Material supplied
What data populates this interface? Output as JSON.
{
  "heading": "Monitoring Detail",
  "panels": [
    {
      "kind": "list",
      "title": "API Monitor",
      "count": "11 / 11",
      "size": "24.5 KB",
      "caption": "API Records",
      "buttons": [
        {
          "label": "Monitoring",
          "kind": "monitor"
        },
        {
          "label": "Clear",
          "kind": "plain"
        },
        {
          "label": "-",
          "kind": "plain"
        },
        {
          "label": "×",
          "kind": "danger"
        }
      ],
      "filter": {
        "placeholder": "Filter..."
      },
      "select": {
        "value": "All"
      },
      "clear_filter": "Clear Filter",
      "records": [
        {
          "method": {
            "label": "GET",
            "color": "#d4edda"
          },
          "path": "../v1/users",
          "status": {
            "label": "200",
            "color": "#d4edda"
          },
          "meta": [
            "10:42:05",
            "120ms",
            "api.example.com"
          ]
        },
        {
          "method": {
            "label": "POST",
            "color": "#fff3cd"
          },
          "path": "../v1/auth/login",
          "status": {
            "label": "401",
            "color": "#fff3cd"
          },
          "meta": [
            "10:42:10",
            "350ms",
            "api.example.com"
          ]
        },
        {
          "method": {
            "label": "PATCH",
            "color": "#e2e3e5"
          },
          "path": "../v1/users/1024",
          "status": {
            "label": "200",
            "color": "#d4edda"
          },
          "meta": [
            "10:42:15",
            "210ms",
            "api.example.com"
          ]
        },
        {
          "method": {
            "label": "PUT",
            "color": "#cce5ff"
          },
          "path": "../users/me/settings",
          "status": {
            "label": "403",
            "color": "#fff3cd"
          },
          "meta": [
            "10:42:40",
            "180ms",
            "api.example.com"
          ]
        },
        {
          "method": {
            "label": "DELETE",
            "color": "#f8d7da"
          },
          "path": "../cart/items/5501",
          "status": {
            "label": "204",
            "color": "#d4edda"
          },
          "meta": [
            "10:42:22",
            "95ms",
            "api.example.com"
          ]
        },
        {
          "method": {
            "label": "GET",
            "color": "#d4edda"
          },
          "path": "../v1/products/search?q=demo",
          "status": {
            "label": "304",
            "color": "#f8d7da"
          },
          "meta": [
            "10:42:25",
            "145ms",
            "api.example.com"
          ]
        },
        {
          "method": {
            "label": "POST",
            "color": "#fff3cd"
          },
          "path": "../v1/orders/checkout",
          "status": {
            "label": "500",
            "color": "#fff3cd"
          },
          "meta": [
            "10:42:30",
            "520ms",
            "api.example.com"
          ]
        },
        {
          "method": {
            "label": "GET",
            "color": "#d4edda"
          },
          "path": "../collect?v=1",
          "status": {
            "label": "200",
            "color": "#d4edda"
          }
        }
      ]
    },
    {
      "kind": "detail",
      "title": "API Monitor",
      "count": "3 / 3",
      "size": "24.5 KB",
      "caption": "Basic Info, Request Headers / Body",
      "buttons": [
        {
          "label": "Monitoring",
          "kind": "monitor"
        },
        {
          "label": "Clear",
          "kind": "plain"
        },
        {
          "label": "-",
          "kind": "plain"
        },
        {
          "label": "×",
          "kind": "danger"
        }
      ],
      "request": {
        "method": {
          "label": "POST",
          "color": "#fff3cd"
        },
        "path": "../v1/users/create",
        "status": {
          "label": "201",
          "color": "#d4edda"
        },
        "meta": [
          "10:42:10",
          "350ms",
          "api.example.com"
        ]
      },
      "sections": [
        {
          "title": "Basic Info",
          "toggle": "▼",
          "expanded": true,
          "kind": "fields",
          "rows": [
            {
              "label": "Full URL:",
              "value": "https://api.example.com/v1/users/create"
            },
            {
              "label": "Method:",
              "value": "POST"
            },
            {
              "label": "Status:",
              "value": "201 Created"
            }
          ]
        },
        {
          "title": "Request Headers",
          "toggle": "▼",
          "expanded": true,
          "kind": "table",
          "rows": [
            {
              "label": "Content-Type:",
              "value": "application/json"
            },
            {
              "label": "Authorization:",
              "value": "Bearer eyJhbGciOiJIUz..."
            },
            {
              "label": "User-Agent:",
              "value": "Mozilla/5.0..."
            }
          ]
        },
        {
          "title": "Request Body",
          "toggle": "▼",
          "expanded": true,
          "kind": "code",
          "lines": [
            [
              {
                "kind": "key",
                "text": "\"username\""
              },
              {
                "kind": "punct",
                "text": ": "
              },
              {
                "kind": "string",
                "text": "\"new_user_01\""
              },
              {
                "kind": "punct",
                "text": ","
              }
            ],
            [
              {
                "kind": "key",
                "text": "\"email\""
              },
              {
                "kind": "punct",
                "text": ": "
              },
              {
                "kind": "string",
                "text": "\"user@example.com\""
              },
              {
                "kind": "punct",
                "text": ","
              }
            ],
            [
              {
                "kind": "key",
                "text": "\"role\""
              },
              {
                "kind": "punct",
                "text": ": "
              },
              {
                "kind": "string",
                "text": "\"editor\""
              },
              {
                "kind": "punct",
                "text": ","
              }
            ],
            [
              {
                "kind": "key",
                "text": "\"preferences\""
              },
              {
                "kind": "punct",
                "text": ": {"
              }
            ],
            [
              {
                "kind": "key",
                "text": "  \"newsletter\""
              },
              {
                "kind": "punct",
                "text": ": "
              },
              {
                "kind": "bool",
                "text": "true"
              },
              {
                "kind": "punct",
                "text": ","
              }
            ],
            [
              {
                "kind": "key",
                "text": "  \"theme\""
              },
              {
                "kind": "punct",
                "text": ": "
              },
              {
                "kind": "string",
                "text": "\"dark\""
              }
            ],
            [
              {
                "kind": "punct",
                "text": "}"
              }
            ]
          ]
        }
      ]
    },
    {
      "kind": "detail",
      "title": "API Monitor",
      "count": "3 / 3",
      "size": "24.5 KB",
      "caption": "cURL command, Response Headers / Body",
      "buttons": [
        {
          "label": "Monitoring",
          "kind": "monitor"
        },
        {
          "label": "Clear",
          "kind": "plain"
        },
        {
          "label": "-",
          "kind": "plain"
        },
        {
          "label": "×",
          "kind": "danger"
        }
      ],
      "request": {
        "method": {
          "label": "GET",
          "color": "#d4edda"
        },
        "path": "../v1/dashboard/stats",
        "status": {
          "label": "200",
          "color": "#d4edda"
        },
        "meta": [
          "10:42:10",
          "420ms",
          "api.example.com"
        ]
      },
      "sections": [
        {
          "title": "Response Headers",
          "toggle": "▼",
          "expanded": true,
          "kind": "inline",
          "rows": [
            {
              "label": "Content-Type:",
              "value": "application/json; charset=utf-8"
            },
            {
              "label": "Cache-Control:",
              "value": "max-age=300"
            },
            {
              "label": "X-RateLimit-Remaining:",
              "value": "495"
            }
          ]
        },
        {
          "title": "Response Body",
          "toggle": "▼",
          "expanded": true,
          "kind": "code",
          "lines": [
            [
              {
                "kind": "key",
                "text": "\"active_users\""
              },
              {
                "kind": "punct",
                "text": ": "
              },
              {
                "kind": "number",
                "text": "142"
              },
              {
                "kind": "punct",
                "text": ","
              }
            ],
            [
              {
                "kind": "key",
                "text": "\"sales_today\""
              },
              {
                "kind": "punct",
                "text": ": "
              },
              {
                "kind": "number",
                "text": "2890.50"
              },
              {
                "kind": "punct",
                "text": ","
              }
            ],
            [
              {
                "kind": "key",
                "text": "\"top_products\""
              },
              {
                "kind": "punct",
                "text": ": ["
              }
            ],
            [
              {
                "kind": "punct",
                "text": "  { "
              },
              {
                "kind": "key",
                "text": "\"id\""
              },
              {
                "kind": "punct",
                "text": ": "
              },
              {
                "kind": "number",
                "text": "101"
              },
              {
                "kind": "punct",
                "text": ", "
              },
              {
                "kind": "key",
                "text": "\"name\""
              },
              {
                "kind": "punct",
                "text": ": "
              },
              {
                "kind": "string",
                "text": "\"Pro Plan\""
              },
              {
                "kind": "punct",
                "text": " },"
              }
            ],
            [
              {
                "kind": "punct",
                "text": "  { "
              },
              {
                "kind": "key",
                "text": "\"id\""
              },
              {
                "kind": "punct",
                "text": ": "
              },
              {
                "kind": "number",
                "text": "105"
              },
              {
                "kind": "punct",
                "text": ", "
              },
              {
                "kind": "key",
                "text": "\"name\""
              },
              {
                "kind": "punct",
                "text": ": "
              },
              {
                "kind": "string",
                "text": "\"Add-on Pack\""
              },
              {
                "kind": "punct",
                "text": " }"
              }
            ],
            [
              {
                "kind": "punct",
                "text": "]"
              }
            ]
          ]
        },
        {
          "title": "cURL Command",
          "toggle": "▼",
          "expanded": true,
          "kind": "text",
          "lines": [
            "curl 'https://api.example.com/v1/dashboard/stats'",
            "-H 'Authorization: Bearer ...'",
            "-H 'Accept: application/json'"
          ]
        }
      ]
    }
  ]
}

Exercise details
Show all lines above holding "dashboard".

In response
        "path": "../v1/dashboard/stats",
            "curl 'https://api.example.com/v1/dashboard/stats'",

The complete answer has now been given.